▶ **Passage provided**:
Clear Creek Campground, United States


Two guys from Boston waiting for sunset to leave suggested we take their campsite to avoid the rattlesnake in the next one over. Rather than live on top of something that could kill us, we could live right next to it.

As reassuring as this was, it left me abnormally focused on wherever I set my feet…leaving me worried about how well snakes blended with their backgrounds…leaving me with a memory of that woman in Tucson who died from a snake bite while walking her dog…leaving me mindful that I had never actually seen a rattlesnake in the wild…because...aren't they designed to be invisible???

This feeling of unease felt strangely familiar, like it had been building for a while.

It certainly hit me at the end of the first day, when we were warned about the Colorado River and its potential for menace, the example two kids who leapt from the Kaibob bridge and simply...vanished. The river suddenly felt powerful and threatening and even malicious.

It was building yesterday as we got hotter and hotter, our water dwindling with the shadows, our momentum dwindling until we simply had to stop, the recognition that we would continue to dehydrate even as we dug ourselves into an embankment to escape the sun casting an appalling shadow of futility and stupidity.


The feeling went deeper though:

To the preparations for the trip, when I realized how out of shape I was and how unlikely I was to fix it. I had been worrying for months that I wouldn’t keep up with David, who I knew to be in great condition…worrying, but too busy to attend to the issue and stupidly left with this niggling concern at the periphery of my consciousness, sapping my self-confidence.

▶ **Provided data**:

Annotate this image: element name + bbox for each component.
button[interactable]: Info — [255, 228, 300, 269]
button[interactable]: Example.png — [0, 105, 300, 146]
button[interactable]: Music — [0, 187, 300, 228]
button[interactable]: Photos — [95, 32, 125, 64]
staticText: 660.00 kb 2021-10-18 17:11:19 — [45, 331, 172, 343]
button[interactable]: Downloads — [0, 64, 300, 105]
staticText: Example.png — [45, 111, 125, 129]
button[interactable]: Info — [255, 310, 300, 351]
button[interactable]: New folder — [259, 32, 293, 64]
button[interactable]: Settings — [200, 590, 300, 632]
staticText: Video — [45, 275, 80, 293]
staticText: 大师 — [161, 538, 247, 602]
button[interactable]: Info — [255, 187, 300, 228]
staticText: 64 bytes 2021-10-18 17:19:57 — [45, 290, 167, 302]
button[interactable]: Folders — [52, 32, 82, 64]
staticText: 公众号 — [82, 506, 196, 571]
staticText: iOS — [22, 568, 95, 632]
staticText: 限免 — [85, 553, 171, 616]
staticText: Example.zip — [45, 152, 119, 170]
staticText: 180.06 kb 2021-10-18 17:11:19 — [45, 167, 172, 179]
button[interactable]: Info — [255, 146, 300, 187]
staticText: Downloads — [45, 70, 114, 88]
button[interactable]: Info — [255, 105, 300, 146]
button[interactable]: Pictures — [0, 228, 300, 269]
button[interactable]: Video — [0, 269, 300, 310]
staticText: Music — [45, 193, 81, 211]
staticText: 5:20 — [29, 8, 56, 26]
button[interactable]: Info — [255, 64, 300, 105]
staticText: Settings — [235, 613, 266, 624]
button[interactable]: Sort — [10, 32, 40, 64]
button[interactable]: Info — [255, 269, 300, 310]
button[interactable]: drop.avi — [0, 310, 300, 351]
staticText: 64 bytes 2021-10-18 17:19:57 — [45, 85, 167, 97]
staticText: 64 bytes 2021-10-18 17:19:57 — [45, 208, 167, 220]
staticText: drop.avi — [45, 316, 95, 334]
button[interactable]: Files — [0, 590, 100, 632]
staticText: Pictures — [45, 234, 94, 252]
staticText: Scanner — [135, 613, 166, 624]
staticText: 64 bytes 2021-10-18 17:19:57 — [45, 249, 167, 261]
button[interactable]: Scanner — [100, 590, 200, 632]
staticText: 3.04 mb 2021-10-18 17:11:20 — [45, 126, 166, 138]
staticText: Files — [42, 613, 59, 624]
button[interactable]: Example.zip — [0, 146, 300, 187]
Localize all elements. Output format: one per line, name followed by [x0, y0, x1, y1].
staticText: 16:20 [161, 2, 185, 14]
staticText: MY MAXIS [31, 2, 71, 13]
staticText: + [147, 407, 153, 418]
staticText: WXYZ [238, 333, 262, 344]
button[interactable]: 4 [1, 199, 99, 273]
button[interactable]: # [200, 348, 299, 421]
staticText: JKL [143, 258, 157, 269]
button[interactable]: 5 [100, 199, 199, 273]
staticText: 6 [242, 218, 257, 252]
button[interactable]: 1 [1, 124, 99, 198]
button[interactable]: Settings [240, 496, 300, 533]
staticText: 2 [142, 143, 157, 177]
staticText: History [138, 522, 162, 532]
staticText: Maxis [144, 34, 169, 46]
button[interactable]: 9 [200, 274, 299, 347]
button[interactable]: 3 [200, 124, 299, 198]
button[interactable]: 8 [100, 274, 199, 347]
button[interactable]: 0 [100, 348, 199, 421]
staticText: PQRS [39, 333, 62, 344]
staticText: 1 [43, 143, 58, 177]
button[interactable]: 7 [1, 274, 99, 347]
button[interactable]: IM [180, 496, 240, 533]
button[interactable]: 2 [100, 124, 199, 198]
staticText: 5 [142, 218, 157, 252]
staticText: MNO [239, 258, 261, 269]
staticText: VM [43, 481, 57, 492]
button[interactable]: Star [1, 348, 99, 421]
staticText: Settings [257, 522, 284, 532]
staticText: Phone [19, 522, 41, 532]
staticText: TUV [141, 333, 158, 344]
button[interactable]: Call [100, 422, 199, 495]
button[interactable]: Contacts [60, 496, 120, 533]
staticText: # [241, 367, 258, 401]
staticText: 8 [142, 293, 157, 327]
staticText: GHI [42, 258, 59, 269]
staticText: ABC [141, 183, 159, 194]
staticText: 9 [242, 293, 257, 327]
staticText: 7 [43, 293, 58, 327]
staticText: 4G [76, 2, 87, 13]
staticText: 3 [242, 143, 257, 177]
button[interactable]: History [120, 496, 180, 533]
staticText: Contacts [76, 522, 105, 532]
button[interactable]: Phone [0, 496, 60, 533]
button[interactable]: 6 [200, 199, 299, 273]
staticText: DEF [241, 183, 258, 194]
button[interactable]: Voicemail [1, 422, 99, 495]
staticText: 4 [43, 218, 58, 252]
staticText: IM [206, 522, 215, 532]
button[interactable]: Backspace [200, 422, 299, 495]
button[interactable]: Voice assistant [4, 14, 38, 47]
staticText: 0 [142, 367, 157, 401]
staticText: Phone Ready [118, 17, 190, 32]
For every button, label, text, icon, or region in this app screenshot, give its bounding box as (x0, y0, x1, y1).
---
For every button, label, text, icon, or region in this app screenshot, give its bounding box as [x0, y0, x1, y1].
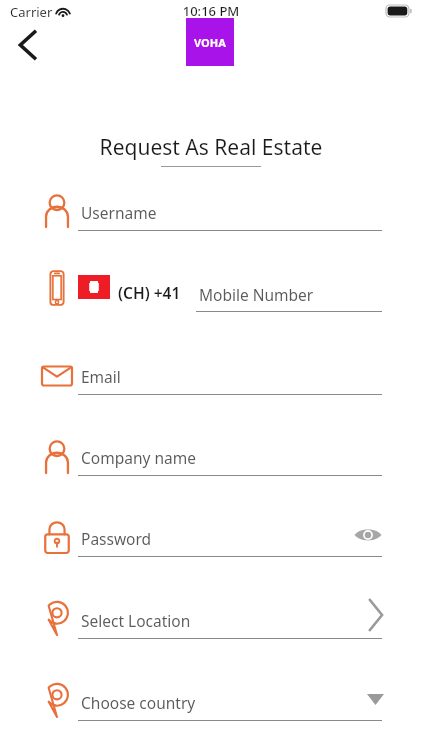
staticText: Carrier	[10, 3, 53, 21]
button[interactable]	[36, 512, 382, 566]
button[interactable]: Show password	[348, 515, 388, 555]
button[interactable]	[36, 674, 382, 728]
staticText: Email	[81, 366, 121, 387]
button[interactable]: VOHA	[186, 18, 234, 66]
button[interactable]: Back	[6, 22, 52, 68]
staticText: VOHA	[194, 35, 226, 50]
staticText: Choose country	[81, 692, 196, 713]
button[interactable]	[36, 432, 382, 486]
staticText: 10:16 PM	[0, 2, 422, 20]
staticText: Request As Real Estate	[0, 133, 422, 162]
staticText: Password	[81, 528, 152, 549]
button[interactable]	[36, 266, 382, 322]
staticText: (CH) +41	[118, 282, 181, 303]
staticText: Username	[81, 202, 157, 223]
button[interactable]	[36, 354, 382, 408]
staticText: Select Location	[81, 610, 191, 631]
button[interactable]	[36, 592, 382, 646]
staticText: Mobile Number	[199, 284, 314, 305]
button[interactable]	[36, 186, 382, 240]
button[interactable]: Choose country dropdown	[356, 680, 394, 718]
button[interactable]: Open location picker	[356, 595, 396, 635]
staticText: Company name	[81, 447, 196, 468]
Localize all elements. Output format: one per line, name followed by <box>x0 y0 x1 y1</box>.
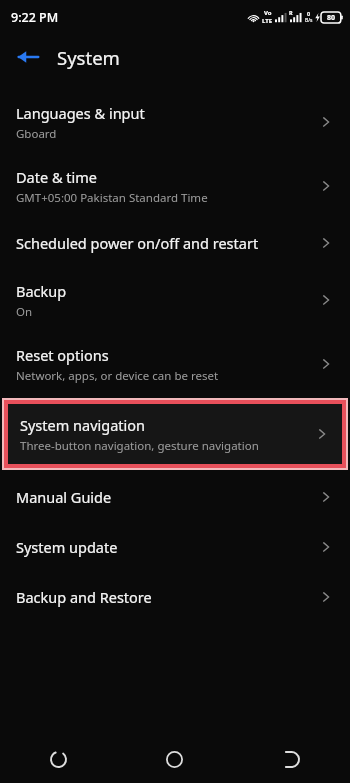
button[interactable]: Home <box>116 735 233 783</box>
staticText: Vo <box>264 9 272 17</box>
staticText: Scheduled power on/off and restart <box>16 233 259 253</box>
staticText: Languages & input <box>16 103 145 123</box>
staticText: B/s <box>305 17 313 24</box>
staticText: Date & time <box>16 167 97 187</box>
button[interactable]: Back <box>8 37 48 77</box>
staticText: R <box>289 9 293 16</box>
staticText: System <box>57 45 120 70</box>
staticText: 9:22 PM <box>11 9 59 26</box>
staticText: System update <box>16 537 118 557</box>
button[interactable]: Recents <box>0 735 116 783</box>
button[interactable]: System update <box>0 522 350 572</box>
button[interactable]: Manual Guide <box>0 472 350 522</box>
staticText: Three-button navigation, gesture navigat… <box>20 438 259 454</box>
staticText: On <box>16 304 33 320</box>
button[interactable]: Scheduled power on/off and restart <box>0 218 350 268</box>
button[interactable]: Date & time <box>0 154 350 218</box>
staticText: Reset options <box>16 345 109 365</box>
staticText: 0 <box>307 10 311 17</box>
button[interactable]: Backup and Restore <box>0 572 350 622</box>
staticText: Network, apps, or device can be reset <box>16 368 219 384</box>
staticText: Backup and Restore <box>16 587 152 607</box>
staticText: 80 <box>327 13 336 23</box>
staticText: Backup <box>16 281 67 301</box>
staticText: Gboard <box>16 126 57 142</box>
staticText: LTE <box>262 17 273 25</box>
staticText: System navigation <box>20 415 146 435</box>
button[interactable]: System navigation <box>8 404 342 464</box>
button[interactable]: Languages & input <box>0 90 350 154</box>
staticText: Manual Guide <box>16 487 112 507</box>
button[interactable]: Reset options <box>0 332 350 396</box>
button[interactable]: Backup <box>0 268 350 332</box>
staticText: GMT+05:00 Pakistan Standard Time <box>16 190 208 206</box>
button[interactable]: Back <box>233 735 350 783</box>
---
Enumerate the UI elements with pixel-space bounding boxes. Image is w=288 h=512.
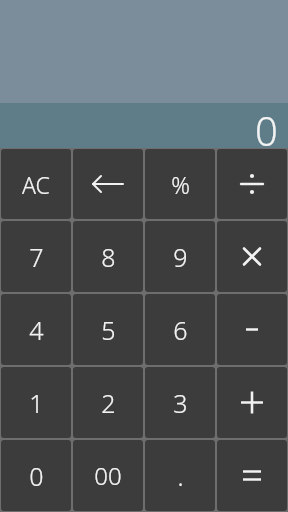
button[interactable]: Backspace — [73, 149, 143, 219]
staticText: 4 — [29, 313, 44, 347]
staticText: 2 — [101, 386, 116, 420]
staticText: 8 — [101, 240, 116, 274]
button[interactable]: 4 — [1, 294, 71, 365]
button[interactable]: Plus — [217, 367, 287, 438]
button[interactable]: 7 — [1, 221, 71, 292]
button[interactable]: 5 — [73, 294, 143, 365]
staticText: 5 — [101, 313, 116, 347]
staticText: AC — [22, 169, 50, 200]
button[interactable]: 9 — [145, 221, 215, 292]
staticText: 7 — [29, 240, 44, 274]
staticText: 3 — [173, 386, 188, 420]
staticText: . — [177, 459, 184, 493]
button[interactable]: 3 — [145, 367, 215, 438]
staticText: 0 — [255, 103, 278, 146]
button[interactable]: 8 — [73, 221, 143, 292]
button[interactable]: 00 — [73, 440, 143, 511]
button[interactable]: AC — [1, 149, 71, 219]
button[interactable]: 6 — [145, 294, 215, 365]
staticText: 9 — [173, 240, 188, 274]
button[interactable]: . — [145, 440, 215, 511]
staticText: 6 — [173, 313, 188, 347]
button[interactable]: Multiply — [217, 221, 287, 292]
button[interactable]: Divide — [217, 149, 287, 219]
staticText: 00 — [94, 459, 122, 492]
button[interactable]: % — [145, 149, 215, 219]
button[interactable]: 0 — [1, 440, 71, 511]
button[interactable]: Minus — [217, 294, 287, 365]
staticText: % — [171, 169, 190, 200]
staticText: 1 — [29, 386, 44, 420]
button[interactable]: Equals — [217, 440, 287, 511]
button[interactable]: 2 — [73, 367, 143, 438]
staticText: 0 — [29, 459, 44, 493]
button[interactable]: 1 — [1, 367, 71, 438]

▶ **Short task 1**: In the Clear Creek Campground passage, whom did the writer worry about being unable to keep up with?
▶ **Short task 2**: Carry the Clear Creek Campground passage forward from its last sentence.

▶ **Exercise result 1**: David

▶ **Exercise result 2**:
And deeper still:

To the office, where the recent lack of success in our interviews with potential clients left me frustrated and tentative. I felt as creative as ever, and as excited about the projects as ever, but I wasn’t making these interviews successful and for the life of me I couldn’t explain why. I was losing my edge, my touch, my zing, and this creative anemia was undoing me.

Most fundamentally though was a growing sense of dread as the economy collapsed under our collective feet, a glacier of financial doom crushing opportunity and possibility and all of the idealism I try to muster every morning on my way to the office. Watching opportunities diminish frays the nerves. That I would evade obliteration seemed more and more unlikely, and the corollaries to that eventuality slowly clouded my perspective and obscured the horizon. Up and down no longer felt secure, the avenues of escape ever diminished. This hike felt like running away.

David encountered the snake later that evening. It was getting dark, we needed more water, he was heading down to the creek, and I heard only a grunt. I can’t speak for David’s state of mind, or just how close things got, but reptile and mammal managed a standoff and no harm done.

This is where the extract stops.